BEGIN

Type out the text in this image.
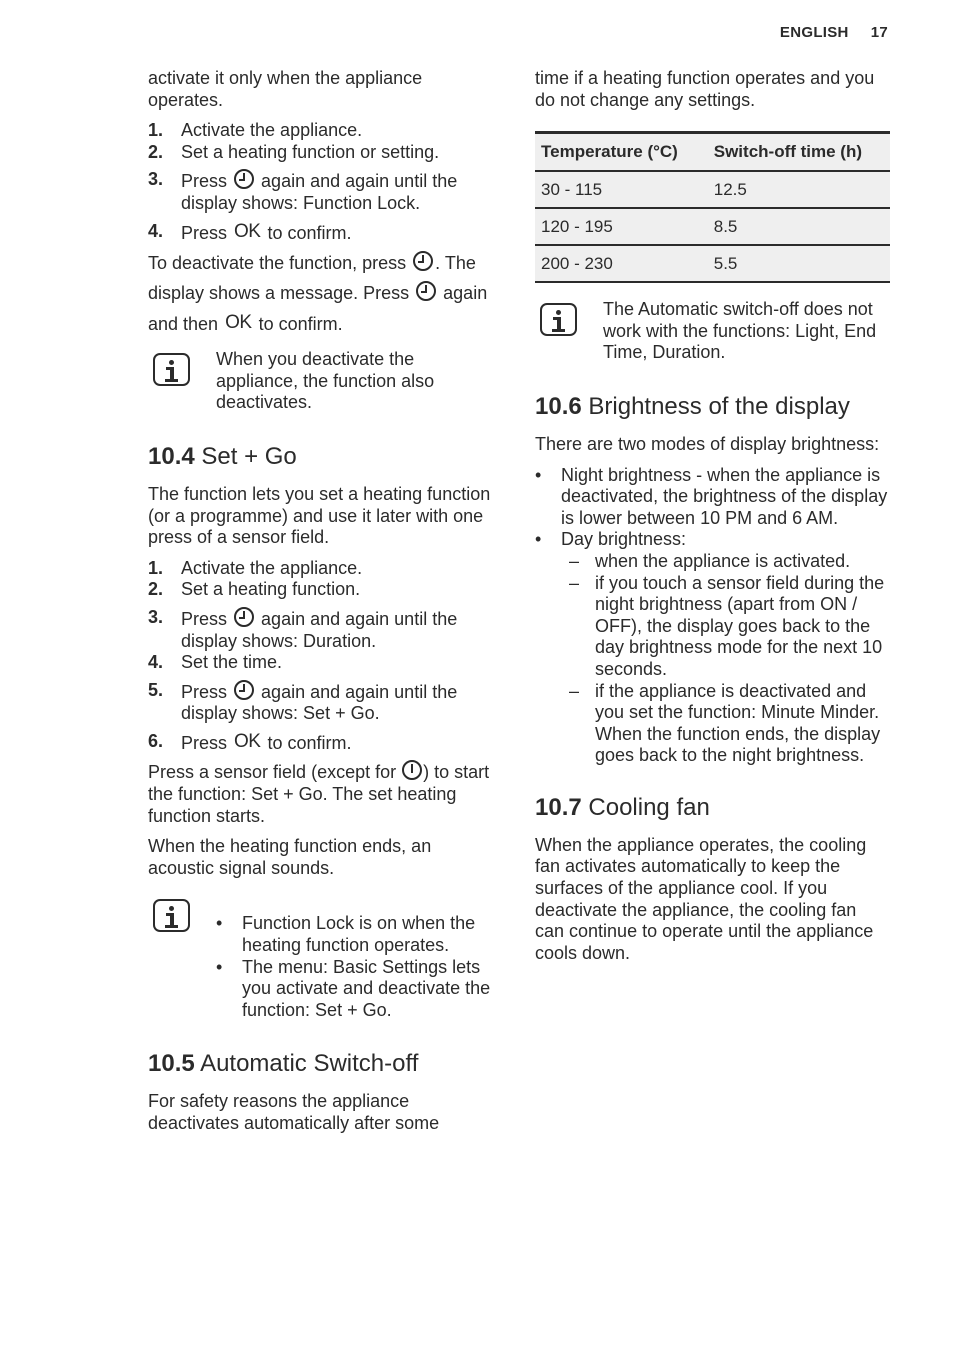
ENGLISH 17

activate it only when the appliance operates.

1. Activate the appliance.
2. Set a heating function or setting.
3. Press again and again until the display shows: Function Lock.
4. Press OK to confirm.

To deactivate the function, press . The display shows a message. Press again and then OK to confirm.

When you deactivate the appliance, the function also deactivates.
10.4 Set + Go

The function lets you set a heating function (or a programme) and use it later with one press of a sensor field.

1. Activate the appliance.
2. Set a heating function.
3. Press again and again until the display shows: Duration.
4. Set the time.
5. Press again and again until the display shows: Set + Go.
6. Press OK to confirm.

Press a sensor field (except for ) to start the function: Set + Go. The set heating function starts.

When the heating function ends, an acoustic signal sounds.

• Function Lock is on when the heating function operates.
• The menu: Basic Settings lets you activate and deactivate the function: Set + Go.
10.5 Automatic Switch-off

For safety reasons the appliance deactivates automatically after some

time if a heating function operates and you do not change any settings.

Temperature (°C)	Switch-off time (h)
30 - 115	12.5
120 - 195	8.5
200 - 230	5.5
The Automatic switch-off does not work with the functions: Light, End Time, Duration.
10.6 Brightness of the display

There are two modes of display brightness:

• Night brightness - when the appliance is deactivated, the brightness of the display is lower between 10 PM and 6 AM.
• Day brightness:
– when the appliance is activated.
– if you touch a sensor field during the night brightness (apart from ON / OFF), the display goes back to the day brightness mode for the next 10 seconds.
– if the appliance is deactivated and you set the function: Minute Minder. When the function ends, the display goes back to the night brightness.
10.7 Cooling fan

When the appliance operates, the cooling fan activates automatically to keep the surfaces of the appliance cool. If you deactivate the appliance, the cooling fan can continue to operate until the appliance cools down.
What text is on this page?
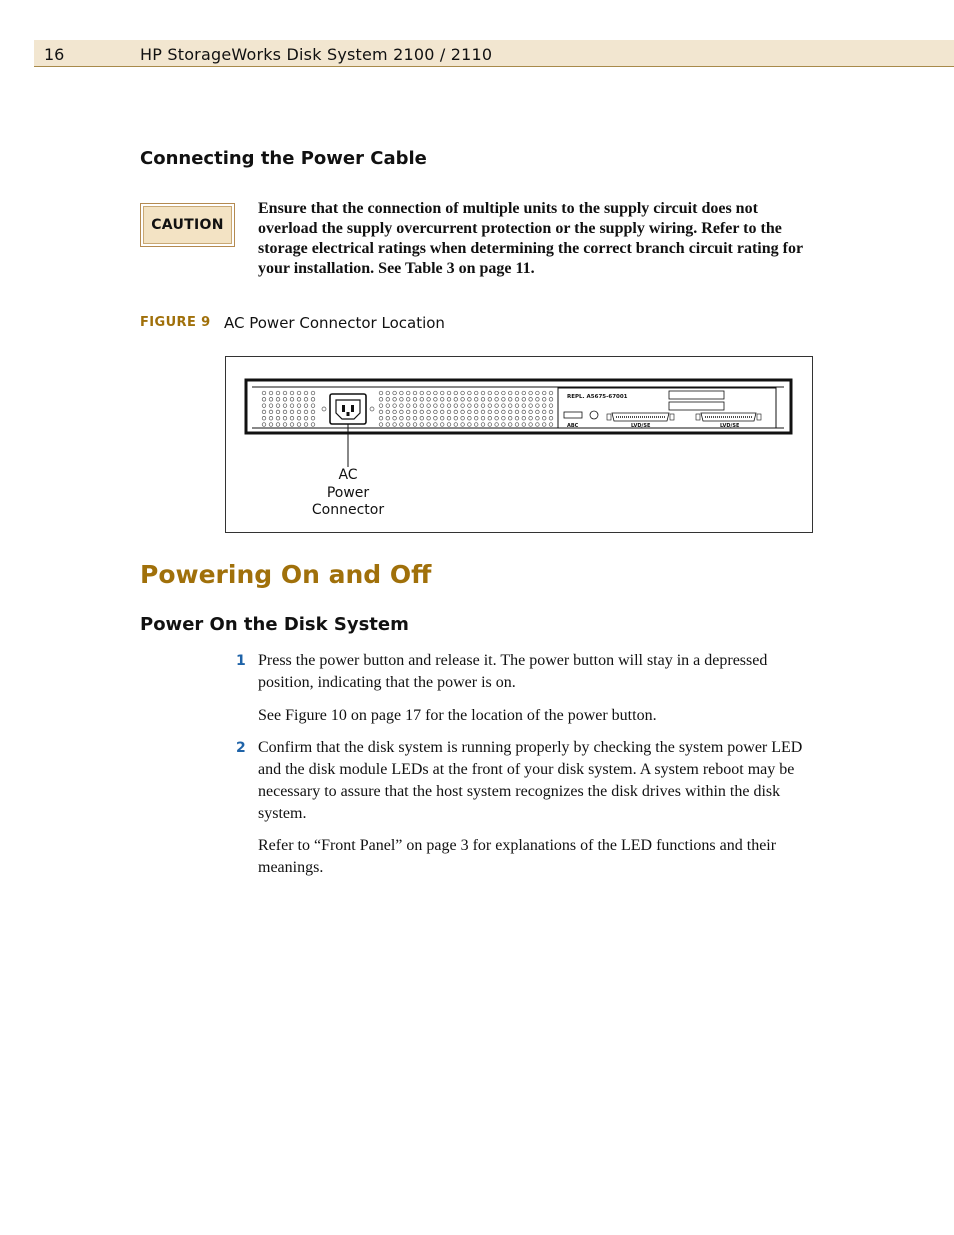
16	HP StorageWorks Disk System 2100 / 2110
Connecting the Power Cable
CAUTION
Ensure that the connection of multiple units to the supply circuit does not overload the supply overcurrent protection or the supply wiring. Refer to the storage electrical ratings when determining the correct branch circuit rating for your installation. See Table 3 on page 11.
FIGURE 9 AC Power Connector Location
REPL. A5675-67001
ABC	LVD/SE	LVD/SE
AC
Power
Connector
Powering On and Off
Power On the Disk System
1 Press the power button and release it. The power button will stay in a depressed position, indicating that the power is on.
See Figure 10 on page 17 for the location of the power button.
2 Confirm that the disk system is running properly by checking the system power LED and the disk module LEDs at the front of your disk system. A system reboot may be necessary to assure that the host system recognizes the disk drives within the disk system.
Refer to “Front Panel” on page 3 for explanations of the LED functions and their meanings.
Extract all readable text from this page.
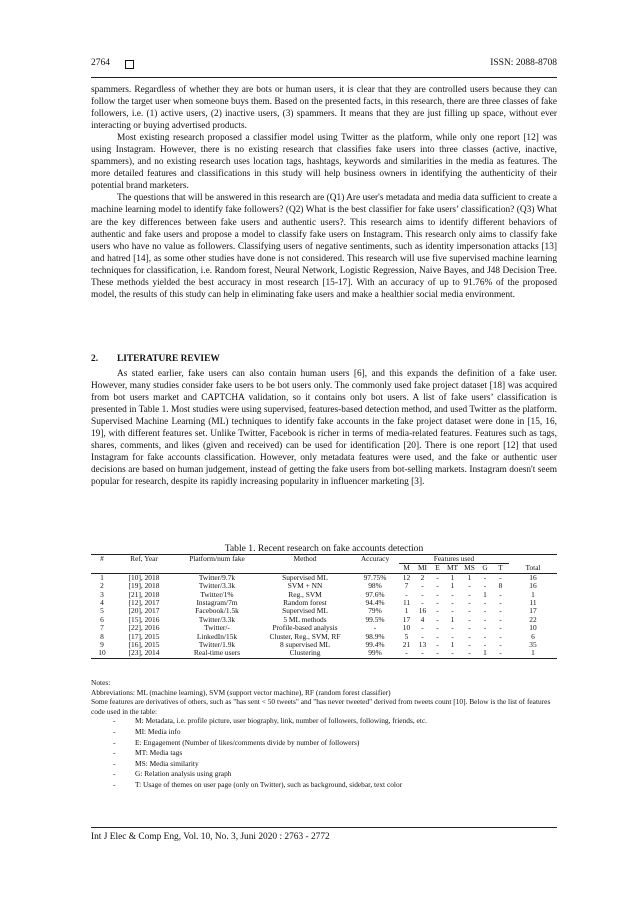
2764	ISSN: 2088-8708

spammers. Regardless of whether they are bots or human users, it is clear that they are controlled users because they can follow the target user when someone buys them. Based on the presented facts, in this research, there are three classes of fake followers, i.e. (1) active users, (2) inactive users, (3) spammers. It means that they are just filling up space, without ever interacting or buying advertised products.

Most existing research proposed a classifier model using Twitter as the platform, while only one report [12] was using Instagram. However, there is no existing research that classifies fake users into three classes (active, inactive, spammers), and no existing research uses location tags, hashtags, keywords and similarities in the media as features. The more detailed features and classifications in this study will help business owners in identifying the authenticity of their potential brand marketers.

The questions that will be answered in this research are (Q1) Are user's metadata and media data sufficient to create a machine learning model to identify fake followers? (Q2) What is the best classifier for fake users’ classification? (Q3) What are the key differences between fake users and authentic users?. This research aims to identify different behaviors of authentic and fake users and propose a model to classify fake users on Instagram. This research only aims to classify fake users who have no value as followers. Classifying users of negative sentiments, such as identity impersonation attacks [13] and hatred [14], as some other studies have done is not considered. This research will use five supervised machine learning techniques for classification, i.e. Random forest, Neural Network, Logistic Regression, Naive Bayes, and J48 Decision Tree. These methods yielded the best accuracy in most research [15-17]. With an accuracy of up to 91.76% of the proposed model, the results of this study can help in eliminating fake users and make a healthier social media environment.

2. LITERATURE REVIEW

As stated earlier, fake users can also contain human users [6], and this expands the definition of a fake user. However, many studies consider fake users to be bot users only. The commonly used fake project dataset [18] was acquired from bot users market and CAPTCHA validation, so it contains only bot users. A list of fake users’ classification is presented in Table 1. Most studies were using supervised, features-based detection method, and used Twitter as the platform. Supervised Machine Learning (ML) techniques to identify fake accounts in the fake project dataset were done in [15, 16, 19], with different features set. Unlike Twitter, Facebook is richer in terms of media-related features. Features such as tags, shares, comments, and likes (given and received) can be used for identification [20]. There is one report [12] that used Instagram for fake accounts classification. However, only metadata features were used, and the fake or authentic user decisions are based on human judgement, instead of getting the fake users from bot-selling markets. Instagram doesn't seem popular for research, despite its rapidly increasing popularity in influencer marketing [3].

Table 1. Recent research on fake accounts detection
#	Ref, Year	Platform/num fake	Method	Accuracy	Features used							
					M	MI	E	MT	MS	G	T	Total
1	[10], 2018	Twitter/9.7k	Supervised ML	97.75%	12	2	-	1	1	-	-	16
2	[19], 2018	Twitter/3.3k	SVM + NN	98%	7	-	-	1	-	-	8	16
3	[21], 2018	Twitter/1%	Reg., SVM	97.6%	-	-	-	-	-	1	-	1
4	[12], 2017	Instagram/7m	Random forest	94.4%	11	-	-	-	-	-	-	11
5	[20], 2017	Facebook/1.5k	Supervised ML	79%	1	16	-	-	-	-	-	17
6	[15], 2016	Twitter/3.3k	5 ML methods	99.5%	17	4	-	1	-	-	-	22
7	[22], 2016	Twitter/-	Profile-based analysis	-	10	-	-	-	-	-	-	10
8	[17], 2015	LinkedIn/15k	Cluster, Reg., SVM, RF	98.9%	5	-	-	-	-	-	-	6
9	[16], 2015	Twitter/1.9k	8 supervised ML	99.4%	21	13	-	1	-	-	-	35
10	[23], 2014	Real-time users	Clustering	99%	-	-	-	-	-	1	-	1
Notes:
Abbreviations: ML (machine learning), SVM (support vector machine), RF (random forest classifier)
Some features are derivatives of others, such as "has sent < 50 tweets" and "has never tweeted" derived from tweets count [10]. Below is the list of features code used in the table:
- M: Metadata, i.e. profile picture, user biography, link, number of followers, following, friends, etc.
- MI: Media info
- E: Engagement (Number of likes/comments divide by number of followers)
- MT: Media tags
- MS: Media similarity
- G: Relation analysis using graph
- T: Usage of themes on user page (only on Twitter), such as background, sidebar, text color
Int J Elec & Comp Eng, Vol. 10, No. 3, Juni 2020 : 2763 - 2772
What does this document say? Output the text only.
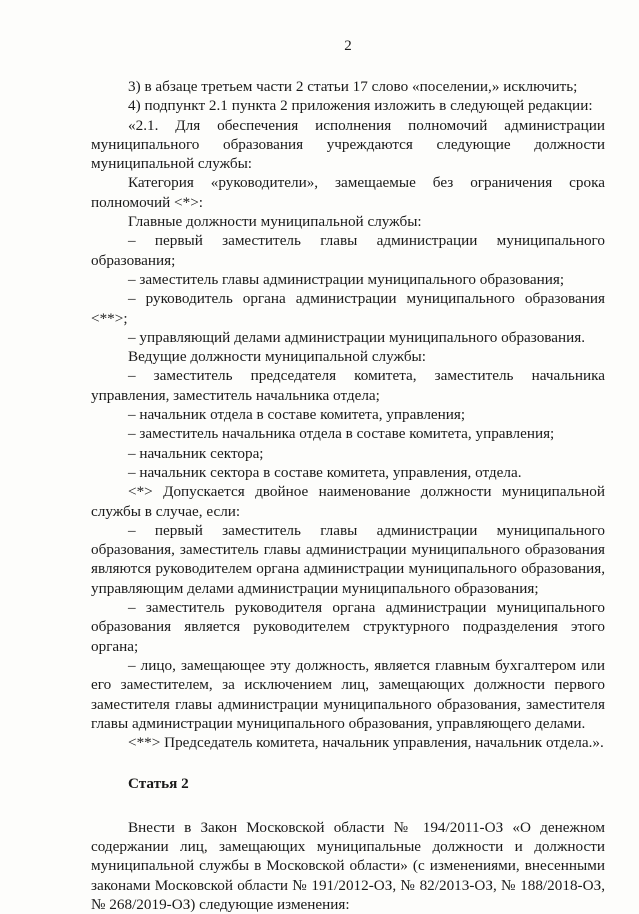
2

3) в абзаце третьем части 2 статьи 17 слово «поселении,» исключить;

4) подпункт 2.1 пункта 2 приложения изложить в следующей редакции:

«2.1. Для обеспечения исполнения полномочий администрации муниципального образования учреждаются следующие должности муниципальной службы:

Категория «руководители», замещаемые без ограничения срока полномочий <*>:

Главные должности муниципальной службы:

– первый заместитель главы администрации муниципального образования;

– заместитель главы администрации муниципального образования;

– руководитель органа администрации муниципального образования <**>;

– управляющий делами администрации муниципального образования.

Ведущие должности муниципальной службы:

– заместитель председателя комитета, заместитель начальника управления, заместитель начальника отдела;

– начальник отдела в составе комитета, управления;

– заместитель начальника отдела в составе комитета, управления;

– начальник сектора;

– начальник сектора в составе комитета, управления, отдела.

<*> Допускается двойное наименование должности муниципальной службы в случае, если:

– первый заместитель главы администрации муниципального образования, заместитель главы администрации муниципального образования являются руководителем органа администрации муниципального образования, управляющим делами администрации муниципального образования;

– заместитель руководителя органа администрации муниципального образования является руководителем структурного подразделения этого органа;

– лицо, замещающее эту должность, является главным бухгалтером или его заместителем, за исключением лиц, замещающих должности первого заместителя главы администрации муниципального образования, заместителя главы администрации муниципального образования, управляющего делами.

<**> Председатель комитета, начальник управления, начальник отдела.».

Статья 2

Внести в Закон Московской области № 194/2011-ОЗ «О денежном содержании лиц, замещающих муниципальные должности и должности муниципальной службы в Московской области» (с изменениями, внесенными законами Московской области № 191/2012-ОЗ, № 82/2013-ОЗ, № 188/2018-ОЗ, № 268/2019-ОЗ) следующие изменения:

END

Exercise goal: Return the lines of the records that include the string "until".

Expected answer:
3. Press again and again until the display shows: Function Lock.
3. Press again and again until the display shows: Duration.
5. Press again and again until the display shows: Set + Go.
When the appliance operates, the cooling fan activates automatically to keep the surfaces of the appliance cool. If you deactivate the appliance, the cooling fan can continue to operate until the appliance cools down.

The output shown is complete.